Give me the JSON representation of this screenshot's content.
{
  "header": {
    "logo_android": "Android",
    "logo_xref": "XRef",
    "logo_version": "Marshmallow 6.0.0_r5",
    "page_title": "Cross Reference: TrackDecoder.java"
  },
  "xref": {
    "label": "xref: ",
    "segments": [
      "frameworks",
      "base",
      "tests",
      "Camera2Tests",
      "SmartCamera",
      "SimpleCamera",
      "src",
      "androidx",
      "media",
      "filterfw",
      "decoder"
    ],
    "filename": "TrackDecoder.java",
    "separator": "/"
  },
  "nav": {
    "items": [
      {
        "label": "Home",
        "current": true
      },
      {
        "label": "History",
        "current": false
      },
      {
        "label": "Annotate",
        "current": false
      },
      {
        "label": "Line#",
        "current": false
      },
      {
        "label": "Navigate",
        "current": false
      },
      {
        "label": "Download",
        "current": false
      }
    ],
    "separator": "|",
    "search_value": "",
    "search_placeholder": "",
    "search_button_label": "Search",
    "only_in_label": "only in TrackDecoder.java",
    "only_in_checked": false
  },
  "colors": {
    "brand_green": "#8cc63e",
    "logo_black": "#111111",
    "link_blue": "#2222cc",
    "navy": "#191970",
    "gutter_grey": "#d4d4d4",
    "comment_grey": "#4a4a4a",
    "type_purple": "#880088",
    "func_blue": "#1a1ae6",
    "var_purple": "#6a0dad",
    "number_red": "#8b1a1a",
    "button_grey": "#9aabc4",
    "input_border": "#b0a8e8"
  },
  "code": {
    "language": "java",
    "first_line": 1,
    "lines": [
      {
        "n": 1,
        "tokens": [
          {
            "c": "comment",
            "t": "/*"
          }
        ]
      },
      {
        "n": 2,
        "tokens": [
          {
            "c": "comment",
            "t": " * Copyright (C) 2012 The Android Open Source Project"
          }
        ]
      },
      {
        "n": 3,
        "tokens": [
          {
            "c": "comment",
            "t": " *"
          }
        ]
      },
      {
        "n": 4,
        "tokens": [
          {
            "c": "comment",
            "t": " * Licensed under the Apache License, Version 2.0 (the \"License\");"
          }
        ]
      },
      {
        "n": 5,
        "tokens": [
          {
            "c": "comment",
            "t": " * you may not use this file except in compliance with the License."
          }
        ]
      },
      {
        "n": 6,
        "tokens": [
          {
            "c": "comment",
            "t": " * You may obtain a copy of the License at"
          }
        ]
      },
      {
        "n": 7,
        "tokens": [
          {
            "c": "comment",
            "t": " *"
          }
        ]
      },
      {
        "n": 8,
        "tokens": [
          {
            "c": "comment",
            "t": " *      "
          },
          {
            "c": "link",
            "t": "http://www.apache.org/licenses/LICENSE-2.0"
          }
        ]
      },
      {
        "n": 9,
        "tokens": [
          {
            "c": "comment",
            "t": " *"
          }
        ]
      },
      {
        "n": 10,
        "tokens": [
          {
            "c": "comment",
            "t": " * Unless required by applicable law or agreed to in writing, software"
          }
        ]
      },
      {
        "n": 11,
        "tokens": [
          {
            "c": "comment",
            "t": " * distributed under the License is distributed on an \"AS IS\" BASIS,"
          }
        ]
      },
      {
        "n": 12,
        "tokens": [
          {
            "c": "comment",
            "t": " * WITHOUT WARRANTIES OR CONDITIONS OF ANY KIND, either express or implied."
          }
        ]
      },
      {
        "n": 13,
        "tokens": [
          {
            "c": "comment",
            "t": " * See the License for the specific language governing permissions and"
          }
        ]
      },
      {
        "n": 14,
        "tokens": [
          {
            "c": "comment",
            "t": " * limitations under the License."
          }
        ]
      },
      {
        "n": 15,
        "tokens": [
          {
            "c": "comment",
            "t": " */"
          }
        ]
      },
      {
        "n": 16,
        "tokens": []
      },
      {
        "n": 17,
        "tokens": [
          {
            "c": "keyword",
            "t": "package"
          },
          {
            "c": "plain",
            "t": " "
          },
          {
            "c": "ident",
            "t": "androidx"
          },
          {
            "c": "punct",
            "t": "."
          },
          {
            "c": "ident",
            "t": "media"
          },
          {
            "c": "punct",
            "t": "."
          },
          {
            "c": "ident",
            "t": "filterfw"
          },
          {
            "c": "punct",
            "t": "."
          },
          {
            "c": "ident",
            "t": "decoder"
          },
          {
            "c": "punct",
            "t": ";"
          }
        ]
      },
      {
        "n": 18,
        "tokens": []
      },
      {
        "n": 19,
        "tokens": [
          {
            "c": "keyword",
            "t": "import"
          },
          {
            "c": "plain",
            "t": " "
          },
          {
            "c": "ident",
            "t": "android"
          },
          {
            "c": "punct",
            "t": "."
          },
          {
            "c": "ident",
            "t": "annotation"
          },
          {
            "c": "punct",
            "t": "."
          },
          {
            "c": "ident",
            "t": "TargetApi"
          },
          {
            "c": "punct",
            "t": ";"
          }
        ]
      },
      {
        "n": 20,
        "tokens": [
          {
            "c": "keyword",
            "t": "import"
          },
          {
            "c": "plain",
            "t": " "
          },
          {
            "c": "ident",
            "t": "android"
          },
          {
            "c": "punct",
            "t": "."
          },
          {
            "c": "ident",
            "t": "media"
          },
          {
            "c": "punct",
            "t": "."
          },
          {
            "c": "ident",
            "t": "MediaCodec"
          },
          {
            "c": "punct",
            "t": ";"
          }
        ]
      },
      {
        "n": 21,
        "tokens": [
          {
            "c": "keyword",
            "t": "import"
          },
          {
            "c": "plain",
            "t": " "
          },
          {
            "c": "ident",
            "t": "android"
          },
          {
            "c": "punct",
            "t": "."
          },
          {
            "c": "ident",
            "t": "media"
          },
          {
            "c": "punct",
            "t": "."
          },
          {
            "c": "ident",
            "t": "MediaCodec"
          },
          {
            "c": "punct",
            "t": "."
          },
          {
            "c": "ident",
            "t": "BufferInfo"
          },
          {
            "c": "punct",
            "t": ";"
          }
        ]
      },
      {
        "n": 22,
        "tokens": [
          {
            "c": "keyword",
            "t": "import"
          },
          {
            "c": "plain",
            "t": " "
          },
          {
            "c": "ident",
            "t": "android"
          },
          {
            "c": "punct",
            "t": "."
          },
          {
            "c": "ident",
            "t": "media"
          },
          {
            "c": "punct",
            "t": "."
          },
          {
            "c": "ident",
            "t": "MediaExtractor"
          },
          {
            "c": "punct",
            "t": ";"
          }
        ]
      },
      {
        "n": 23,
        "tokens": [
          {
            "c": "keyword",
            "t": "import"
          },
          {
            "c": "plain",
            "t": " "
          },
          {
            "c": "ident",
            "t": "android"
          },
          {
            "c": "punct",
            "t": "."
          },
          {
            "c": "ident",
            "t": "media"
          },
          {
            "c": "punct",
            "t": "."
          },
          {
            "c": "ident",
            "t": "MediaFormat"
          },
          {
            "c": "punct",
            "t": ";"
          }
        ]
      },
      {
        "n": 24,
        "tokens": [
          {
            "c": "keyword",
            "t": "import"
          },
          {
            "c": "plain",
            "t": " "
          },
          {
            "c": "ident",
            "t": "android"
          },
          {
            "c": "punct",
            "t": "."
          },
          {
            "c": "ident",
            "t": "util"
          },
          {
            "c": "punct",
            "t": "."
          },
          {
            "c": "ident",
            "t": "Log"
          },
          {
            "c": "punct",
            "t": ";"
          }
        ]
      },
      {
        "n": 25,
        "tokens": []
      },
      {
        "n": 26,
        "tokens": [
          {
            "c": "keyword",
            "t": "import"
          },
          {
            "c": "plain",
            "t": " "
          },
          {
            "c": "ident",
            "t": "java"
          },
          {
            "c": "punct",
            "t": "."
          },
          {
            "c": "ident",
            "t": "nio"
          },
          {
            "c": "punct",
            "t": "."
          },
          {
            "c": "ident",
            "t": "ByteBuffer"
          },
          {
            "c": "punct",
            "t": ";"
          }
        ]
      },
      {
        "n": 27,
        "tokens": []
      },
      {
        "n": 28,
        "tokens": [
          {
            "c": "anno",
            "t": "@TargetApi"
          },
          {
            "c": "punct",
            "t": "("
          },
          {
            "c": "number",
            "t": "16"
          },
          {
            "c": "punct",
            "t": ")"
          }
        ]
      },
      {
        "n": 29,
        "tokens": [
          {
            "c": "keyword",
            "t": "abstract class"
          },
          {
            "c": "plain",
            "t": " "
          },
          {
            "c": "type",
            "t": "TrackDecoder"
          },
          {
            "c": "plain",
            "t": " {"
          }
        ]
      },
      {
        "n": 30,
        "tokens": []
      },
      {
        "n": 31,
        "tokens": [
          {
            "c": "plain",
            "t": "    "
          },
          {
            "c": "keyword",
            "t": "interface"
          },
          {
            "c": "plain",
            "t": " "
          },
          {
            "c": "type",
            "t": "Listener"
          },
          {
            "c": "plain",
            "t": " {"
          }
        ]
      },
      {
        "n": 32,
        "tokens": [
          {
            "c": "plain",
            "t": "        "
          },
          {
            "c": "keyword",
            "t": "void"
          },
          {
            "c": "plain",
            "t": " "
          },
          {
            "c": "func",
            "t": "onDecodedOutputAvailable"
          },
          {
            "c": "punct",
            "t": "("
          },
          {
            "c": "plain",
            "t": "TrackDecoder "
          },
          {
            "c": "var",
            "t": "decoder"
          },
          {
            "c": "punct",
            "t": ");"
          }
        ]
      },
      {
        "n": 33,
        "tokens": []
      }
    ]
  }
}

[What the exercise asks]
Using the listing above, gather each line that holds the string "TrackDecoder" and copy it.

[Complete response]
    "page_title": "Cross Reference: TrackDecoder.java"
    "filename": "TrackDecoder.java",
    "only_in_label": "only in TrackDecoder.java",
            "t": "TrackDecoder"
            "t": "TrackDecoder "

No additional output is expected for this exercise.